Task to complete: Give the listing below again in full, exactly as written.

Items:

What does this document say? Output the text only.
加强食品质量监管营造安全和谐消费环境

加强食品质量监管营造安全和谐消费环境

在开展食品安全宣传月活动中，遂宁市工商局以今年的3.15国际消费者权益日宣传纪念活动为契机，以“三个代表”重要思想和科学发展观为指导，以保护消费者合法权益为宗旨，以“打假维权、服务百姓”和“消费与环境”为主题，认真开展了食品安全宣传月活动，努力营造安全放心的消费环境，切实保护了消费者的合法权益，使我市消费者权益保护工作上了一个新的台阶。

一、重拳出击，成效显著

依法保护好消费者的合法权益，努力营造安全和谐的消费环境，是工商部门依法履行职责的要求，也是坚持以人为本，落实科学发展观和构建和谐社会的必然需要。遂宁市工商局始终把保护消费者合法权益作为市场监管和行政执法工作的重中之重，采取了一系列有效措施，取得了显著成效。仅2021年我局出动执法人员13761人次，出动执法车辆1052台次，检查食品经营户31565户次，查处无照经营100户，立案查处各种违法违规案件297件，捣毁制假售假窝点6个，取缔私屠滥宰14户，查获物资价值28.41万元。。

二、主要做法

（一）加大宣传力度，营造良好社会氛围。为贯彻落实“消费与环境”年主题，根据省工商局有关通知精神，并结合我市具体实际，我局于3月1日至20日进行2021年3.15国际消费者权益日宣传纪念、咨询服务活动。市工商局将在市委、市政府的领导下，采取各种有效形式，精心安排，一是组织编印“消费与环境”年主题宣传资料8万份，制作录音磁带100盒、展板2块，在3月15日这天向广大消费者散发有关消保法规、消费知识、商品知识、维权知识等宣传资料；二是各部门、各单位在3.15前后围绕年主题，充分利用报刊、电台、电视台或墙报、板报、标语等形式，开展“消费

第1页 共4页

Result:
What does this document say? Output the text only.
加强食品质量监管营造安全和谐消费环境

加强食品质量监管营造安全和谐消费环境

在开展食品安全宣传月活动中，遂宁市工商局以今年的3.15国际消费者权益日宣传纪念活动为契机，以“三个代表”重要思想和科学发展观为指导，以保护消费者合法权益为宗旨，以“打假维权、服务百姓”和“消费与环境”为主题，认真开展了食品安全宣传月活动，努力营造安全放心的消费环境，切实保护了消费者的合法权益，使我市消费者权益保护工作上了一个新的台阶。

一、重拳出击，成效显著

依法保护好消费者的合法权益，努力营造安全和谐的消费环境，是工商部门依法履行职责的要求，也是坚持以人为本，落实科学发展观和构建和谐社会的必然需要。遂宁市工商局始终把保护消费者合法权益作为市场监管和行政执法工作的重中之重，采取了一系列有效措施，取得了显著成效。仅2021年我局出动执法人员13761人次，出动执法车辆1052台次，检查食品经营户31565户次，查处无照经营100户，立案查处各种违法违规案件297件，捣毁制假售假窝点6个，取缔私屠滥宰14户，查获物资价值28.41万元。。

二、主要做法

（一）加大宣传力度，营造良好社会氛围。为贯彻落实“消费与环境”年主题，根据省工商局有关通知精神，并结合我市具体实际，我局于3月1日至20日进行2021年3.15国际消费者权益日宣传纪念、咨询服务活动。市工商局将在市委、市政府的领导下，采取各种有效形式，精心安排，一是组织编印“消费与环境”年主题宣传资料8万份，制作录音磁带100盒、展板2块，在3月15日这天向广大消费者散发有关消保法规、消费知识、商品知识、维权知识等宣传资料；二是各部门、各单位在3.15前后围绕年主题，充分利用报刊、电台、电视台或墙报、板报、标语等形式，开展“消费

第1页 共4页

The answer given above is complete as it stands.